• **Instructions for the task**: Without including any images, reproduce each entry exactly.

[Stored data]
[START]

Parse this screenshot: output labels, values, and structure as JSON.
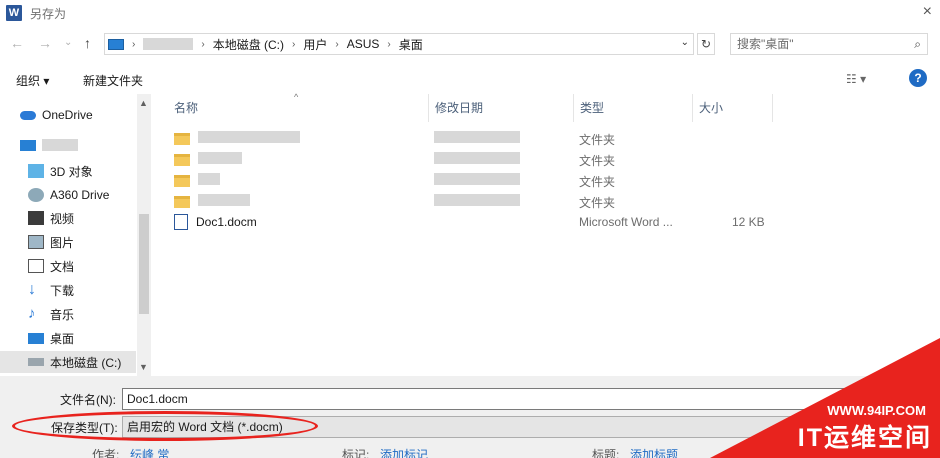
{
  "window": {
    "title": "另存为",
    "close_label": "×",
    "app_icon_label": "W"
  },
  "nav": {
    "back": "←",
    "forward": "→",
    "history": "⌄",
    "up": "↑"
  },
  "address": {
    "crumbs": [
      "本地磁盘 (C:)",
      "用户",
      "ASUS",
      "桌面"
    ],
    "separator": "›",
    "dropdown": "⌄",
    "refresh": "↻"
  },
  "search": {
    "placeholder": "搜索\"桌面\"",
    "icon": "search-icon"
  },
  "toolbar": {
    "organize": "组织 ▾",
    "new_folder": "新建文件夹",
    "view": "☷ ▾",
    "help": "?"
  },
  "sidebar": {
    "items": [
      {
        "label": "OneDrive",
        "icon": "onedrive-icon"
      },
      {
        "label": "",
        "icon": "computer-icon"
      },
      {
        "label": "3D 对象",
        "icon": "3d-objects-icon"
      },
      {
        "label": "A360 Drive",
        "icon": "a360-icon"
      },
      {
        "label": "视频",
        "icon": "video-icon"
      },
      {
        "label": "图片",
        "icon": "pictures-icon"
      },
      {
        "label": "文档",
        "icon": "documents-icon"
      },
      {
        "label": "下载",
        "icon": "downloads-icon"
      },
      {
        "label": "音乐",
        "icon": "music-icon"
      },
      {
        "label": "桌面",
        "icon": "desktop-icon"
      },
      {
        "label": "本地磁盘 (C:)",
        "icon": "drive-icon"
      }
    ]
  },
  "columns": {
    "name": "名称",
    "date": "修改日期",
    "type": "类型",
    "size": "大小"
  },
  "files": [
    {
      "name": "",
      "type": "文件夹",
      "size": ""
    },
    {
      "name": "",
      "type": "文件夹",
      "size": ""
    },
    {
      "name": "",
      "type": "文件夹",
      "size": ""
    },
    {
      "name": "",
      "type": "文件夹",
      "size": ""
    },
    {
      "name": "Doc1.docm",
      "type": "Microsoft Word ...",
      "size": "12 KB"
    }
  ],
  "form": {
    "filename_label": "文件名(N):",
    "filename_value": "Doc1.docm",
    "filetype_label": "保存类型(T):",
    "filetype_value": "启用宏的 Word 文档 (*.docm)",
    "author_label": "作者:",
    "author_value": "纭峰 常",
    "tags_label": "标记:",
    "tags_value": "添加标记",
    "title_label": "标题:",
    "title_value": "添加标题"
  },
  "watermark": {
    "url": "WWW.94IP.COM",
    "text": "IT运维空间"
  },
  "colors": {
    "accent": "#1f6bc4",
    "highlight": "#e8231e",
    "folder": "#f4c85a"
  }
}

[END]

• **Full answer**:
Parse this screenshot: output labels, values, and structure as JSON.
{
  "window": {
    "title": "另存为",
    "close_label": "×",
    "app_icon_label": "W"
  },
  "nav": {
    "back": "←",
    "forward": "→",
    "history": "⌄",
    "up": "↑"
  },
  "address": {
    "crumbs": [
      "本地磁盘 (C:)",
      "用户",
      "ASUS",
      "桌面"
    ],
    "separator": "›",
    "dropdown": "⌄",
    "refresh": "↻"
  },
  "search": {
    "placeholder": "搜索\"桌面\"",
    "icon": "search-icon"
  },
  "toolbar": {
    "organize": "组织 ▾",
    "new_folder": "新建文件夹",
    "view": "☷ ▾",
    "help": "?"
  },
  "sidebar": {
    "items": [
      {
        "label": "OneDrive",
        "icon": "onedrive-icon"
      },
      {
        "label": "",
        "icon": "computer-icon"
      },
      {
        "label": "3D 对象",
        "icon": "3d-objects-icon"
      },
      {
        "label": "A360 Drive",
        "icon": "a360-icon"
      },
      {
        "label": "视频",
        "icon": "video-icon"
      },
      {
        "label": "图片",
        "icon": "pictures-icon"
      },
      {
        "label": "文档",
        "icon": "documents-icon"
      },
      {
        "label": "下载",
        "icon": "downloads-icon"
      },
      {
        "label": "音乐",
        "icon": "music-icon"
      },
      {
        "label": "桌面",
        "icon": "desktop-icon"
      },
      {
        "label": "本地磁盘 (C:)",
        "icon": "drive-icon"
      }
    ]
  },
  "columns": {
    "name": "名称",
    "date": "修改日期",
    "type": "类型",
    "size": "大小"
  },
  "files": [
    {
      "name": "",
      "type": "文件夹",
      "size": ""
    },
    {
      "name": "",
      "type": "文件夹",
      "size": ""
    },
    {
      "name": "",
      "type": "文件夹",
      "size": ""
    },
    {
      "name": "",
      "type": "文件夹",
      "size": ""
    },
    {
      "name": "Doc1.docm",
      "type": "Microsoft Word ...",
      "size": "12 KB"
    }
  ],
  "form": {
    "filename_label": "文件名(N):",
    "filename_value": "Doc1.docm",
    "filetype_label": "保存类型(T):",
    "filetype_value": "启用宏的 Word 文档 (*.docm)",
    "author_label": "作者:",
    "author_value": "纭峰 常",
    "tags_label": "标记:",
    "tags_value": "添加标记",
    "title_label": "标题:",
    "title_value": "添加标题"
  },
  "watermark": {
    "url": "WWW.94IP.COM",
    "text": "IT运维空间"
  },
  "colors": {
    "accent": "#1f6bc4",
    "highlight": "#e8231e",
    "folder": "#f4c85a"
  }
}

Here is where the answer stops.